▶ [DESCRIPTION OF THE TASK]:
Copy every record below exactly.
begin DATA PROVIDED
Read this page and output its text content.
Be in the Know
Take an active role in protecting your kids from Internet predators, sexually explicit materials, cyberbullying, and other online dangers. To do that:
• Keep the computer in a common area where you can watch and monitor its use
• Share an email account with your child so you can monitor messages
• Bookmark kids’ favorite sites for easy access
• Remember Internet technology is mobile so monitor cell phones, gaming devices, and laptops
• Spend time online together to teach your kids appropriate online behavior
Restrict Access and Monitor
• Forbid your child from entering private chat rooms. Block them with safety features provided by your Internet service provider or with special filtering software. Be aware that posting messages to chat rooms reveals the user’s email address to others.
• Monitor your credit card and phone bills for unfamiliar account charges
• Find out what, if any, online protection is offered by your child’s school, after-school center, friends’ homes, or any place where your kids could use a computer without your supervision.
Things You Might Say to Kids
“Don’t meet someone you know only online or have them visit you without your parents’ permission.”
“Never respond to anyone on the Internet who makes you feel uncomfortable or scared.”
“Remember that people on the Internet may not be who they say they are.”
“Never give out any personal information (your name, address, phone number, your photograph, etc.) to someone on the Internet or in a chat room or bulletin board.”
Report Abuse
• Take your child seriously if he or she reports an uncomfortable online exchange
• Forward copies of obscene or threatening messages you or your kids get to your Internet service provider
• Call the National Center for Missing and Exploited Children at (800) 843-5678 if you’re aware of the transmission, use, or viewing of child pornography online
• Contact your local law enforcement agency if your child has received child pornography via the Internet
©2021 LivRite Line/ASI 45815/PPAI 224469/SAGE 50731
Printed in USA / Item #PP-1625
end DATA PROVIDED
▶ [CORRECT RESPONSE]:
Read this page and output its text content.
Be in the Know
Take an active role in protecting your kids from Internet predators, sexually explicit materials, cyberbullying, and other online dangers. To do that:
• Keep the computer in a common area where you can watch and monitor its use
• Share an email account with your child so you can monitor messages
• Bookmark kids’ favorite sites for easy access
• Remember Internet technology is mobile so monitor cell phones, gaming devices, and laptops
• Spend time online together to teach your kids appropriate online behavior
Restrict Access and Monitor
• Forbid your child from entering private chat rooms. Block them with safety features provided by your Internet service provider or with special filtering software. Be aware that posting messages to chat rooms reveals the user’s email address to others.
• Monitor your credit card and phone bills for unfamiliar account charges
• Find out what, if any, online protection is offered by your child’s school, after-school center, friends’ homes, or any place where your kids could use a computer without your supervision.
Things You Might Say to Kids
“Don’t meet someone you know only online or have them visit you without your parents’ permission.”
“Never respond to anyone on the Internet who makes you feel uncomfortable or scared.”
“Remember that people on the Internet may not be who they say they are.”
“Never give out any personal information (your name, address, phone number, your photograph, etc.) to someone on the Internet or in a chat room or bulletin board.”
Report Abuse
• Take your child seriously if he or she reports an uncomfortable online exchange
• Forward copies of obscene or threatening messages you or your kids get to your Internet service provider
• Call the National Center for Missing and Exploited Children at (800) 843-5678 if you’re aware of the transmission, use, or viewing of child pornography online
• Contact your local law enforcement agency if your child has received child pornography via the Internet
©2021 LivRite Line/ASI 45815/PPAI 224469/SAGE 50731
Printed in USA / Item #PP-1625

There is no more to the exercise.